:: SELECTED EXTRACT ::

If not, it will upload it
>  *** The manager prepares the bundled package, upload it and check if everything went
well.
> All these steps could be executed in a dedicated Docker/Vagrant environment containing
all needed libraries to bundle the package (So that the person/commiter executing the script
does not have to download 500 dependencies).
> The algorithm diagram is provided in attached (it's a draft)
> The directory structure of this solution could be something like this (I chose Python
arbitrarily here):
> {code:java}
> root
> └── deployment/
>     ├── access.kdbx
>     ├── deploy.py
>     ├── libraries # Some managers
>     │   ├── javascript
>     │   │   ├── npm.py
>     │   │   ├── bower.py
>     │   │   └── a_random_cdn.py
>     │   ├── nodejs
>     │   │   └── npm.py
>     │   └── python
>     │   └── pypi.js
>     │   └── ...

:::
:: DATA EXTRACT ::

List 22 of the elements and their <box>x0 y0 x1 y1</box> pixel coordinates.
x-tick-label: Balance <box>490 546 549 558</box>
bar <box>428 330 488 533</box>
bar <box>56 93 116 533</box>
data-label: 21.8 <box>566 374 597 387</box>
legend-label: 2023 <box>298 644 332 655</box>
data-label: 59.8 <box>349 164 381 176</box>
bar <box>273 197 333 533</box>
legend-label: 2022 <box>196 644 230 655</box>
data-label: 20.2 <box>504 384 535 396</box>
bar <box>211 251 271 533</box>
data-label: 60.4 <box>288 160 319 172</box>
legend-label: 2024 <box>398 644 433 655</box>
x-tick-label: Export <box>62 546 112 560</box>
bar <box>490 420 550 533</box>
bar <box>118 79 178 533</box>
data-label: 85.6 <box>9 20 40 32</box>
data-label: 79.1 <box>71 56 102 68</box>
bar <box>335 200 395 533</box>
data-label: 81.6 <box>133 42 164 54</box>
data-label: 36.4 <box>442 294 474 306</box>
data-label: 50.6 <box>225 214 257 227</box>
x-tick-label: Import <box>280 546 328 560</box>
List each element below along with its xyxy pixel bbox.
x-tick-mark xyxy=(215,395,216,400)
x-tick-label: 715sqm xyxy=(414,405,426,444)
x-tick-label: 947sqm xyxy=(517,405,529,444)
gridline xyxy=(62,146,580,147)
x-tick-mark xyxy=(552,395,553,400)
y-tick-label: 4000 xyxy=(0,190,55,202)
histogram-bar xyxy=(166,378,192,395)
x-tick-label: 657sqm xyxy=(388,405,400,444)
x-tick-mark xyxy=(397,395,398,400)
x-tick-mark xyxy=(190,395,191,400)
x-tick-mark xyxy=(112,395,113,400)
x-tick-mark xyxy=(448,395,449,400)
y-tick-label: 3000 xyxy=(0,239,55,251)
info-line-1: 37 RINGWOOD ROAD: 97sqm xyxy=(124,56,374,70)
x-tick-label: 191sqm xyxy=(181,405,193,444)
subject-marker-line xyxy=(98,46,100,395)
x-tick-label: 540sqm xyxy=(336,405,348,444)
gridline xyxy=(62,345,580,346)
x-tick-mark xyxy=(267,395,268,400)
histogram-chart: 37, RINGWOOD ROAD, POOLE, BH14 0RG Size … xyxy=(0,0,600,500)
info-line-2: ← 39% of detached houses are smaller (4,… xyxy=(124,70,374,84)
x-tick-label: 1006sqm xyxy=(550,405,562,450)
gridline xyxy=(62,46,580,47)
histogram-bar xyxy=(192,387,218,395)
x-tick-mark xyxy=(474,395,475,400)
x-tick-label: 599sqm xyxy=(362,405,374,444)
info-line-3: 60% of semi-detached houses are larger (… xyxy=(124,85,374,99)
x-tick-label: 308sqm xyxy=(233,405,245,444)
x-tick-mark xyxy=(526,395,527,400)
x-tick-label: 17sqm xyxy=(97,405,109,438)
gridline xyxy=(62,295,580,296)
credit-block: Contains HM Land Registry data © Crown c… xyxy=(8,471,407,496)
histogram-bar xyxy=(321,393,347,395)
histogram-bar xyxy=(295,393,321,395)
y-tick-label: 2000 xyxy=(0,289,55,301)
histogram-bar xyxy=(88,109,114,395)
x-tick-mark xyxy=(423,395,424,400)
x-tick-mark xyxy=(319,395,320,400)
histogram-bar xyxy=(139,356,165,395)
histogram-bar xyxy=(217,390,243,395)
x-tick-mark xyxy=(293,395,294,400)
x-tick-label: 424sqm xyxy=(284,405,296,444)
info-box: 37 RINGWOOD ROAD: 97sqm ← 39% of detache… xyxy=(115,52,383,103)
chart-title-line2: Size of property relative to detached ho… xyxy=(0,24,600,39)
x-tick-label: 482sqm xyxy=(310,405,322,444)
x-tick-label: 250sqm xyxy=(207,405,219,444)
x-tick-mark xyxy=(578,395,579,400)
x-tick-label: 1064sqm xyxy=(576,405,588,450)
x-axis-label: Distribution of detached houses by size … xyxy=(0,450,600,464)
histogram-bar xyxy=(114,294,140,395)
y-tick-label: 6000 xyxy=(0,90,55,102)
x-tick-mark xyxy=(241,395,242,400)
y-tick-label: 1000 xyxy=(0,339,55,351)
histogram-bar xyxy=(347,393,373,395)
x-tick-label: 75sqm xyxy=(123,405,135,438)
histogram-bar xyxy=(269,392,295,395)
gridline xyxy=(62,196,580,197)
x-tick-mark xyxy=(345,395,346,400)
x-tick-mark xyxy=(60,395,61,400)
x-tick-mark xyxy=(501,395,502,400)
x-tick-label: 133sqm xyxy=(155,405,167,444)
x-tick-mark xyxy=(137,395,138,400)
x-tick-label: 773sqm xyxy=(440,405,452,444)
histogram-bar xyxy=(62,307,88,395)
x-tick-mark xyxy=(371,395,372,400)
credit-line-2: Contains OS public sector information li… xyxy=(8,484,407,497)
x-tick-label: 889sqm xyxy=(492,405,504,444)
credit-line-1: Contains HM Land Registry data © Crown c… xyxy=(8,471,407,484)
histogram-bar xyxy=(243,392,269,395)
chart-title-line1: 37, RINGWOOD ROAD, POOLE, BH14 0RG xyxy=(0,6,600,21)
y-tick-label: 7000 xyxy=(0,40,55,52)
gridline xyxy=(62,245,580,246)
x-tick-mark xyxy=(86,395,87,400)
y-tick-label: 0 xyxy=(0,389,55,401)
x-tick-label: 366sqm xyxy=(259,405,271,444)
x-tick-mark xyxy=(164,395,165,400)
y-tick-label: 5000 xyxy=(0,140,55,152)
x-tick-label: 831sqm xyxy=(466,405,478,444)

:::

ASSIGNED TASK A
According to the deployment proposal, in what kind of environment could all the steps be executed?
ASSIGNED TASK B
Reproduce the deployment proposal word for word, from "If not, it will" up to and including "download 500 dependencies).".
ASSIGNED TASK C
Resume the deployment proposal at the point where it stops.
The data is separate material and has no connection to the deployment proposal.

RESPONSE A
In a dedicated Docker/Vagrant environment containing all needed libraries to bundle the package.

RESPONSE B
If not, it will upload it
>  *** The manager prepares the bundled package, upload it and check if everything went
well.
> All these steps could be executed in a dedicated Docker/Vagrant environment containing
all needed libraries to bundle the package (So that the person/commiter executing the script
does not have to download 500 dependencies).

RESPONSE C
>     └── miscellaneous # Some other managers
>         ├── docker
>         │   └── docker.py
>         └── yocto
>         └── yocto.py
>         └── ...{code}
> I am not a regular contributor on open source projects. So I don't know if I'm making
my proposal in the best way. But I really like this project and I would like to help improve
it
> I had this idea based on what had been put in place in a project I was recently leading.
It is not perfect but does the job properly, and it's a solution I find quite elegant because
we don't have to worry about the credentials of each site.
> If you find this idea interesting, I could propose a prototype in a personal repository
with some examples of managers for Npm, Pypi, and DockerHub (for example) in several weeks.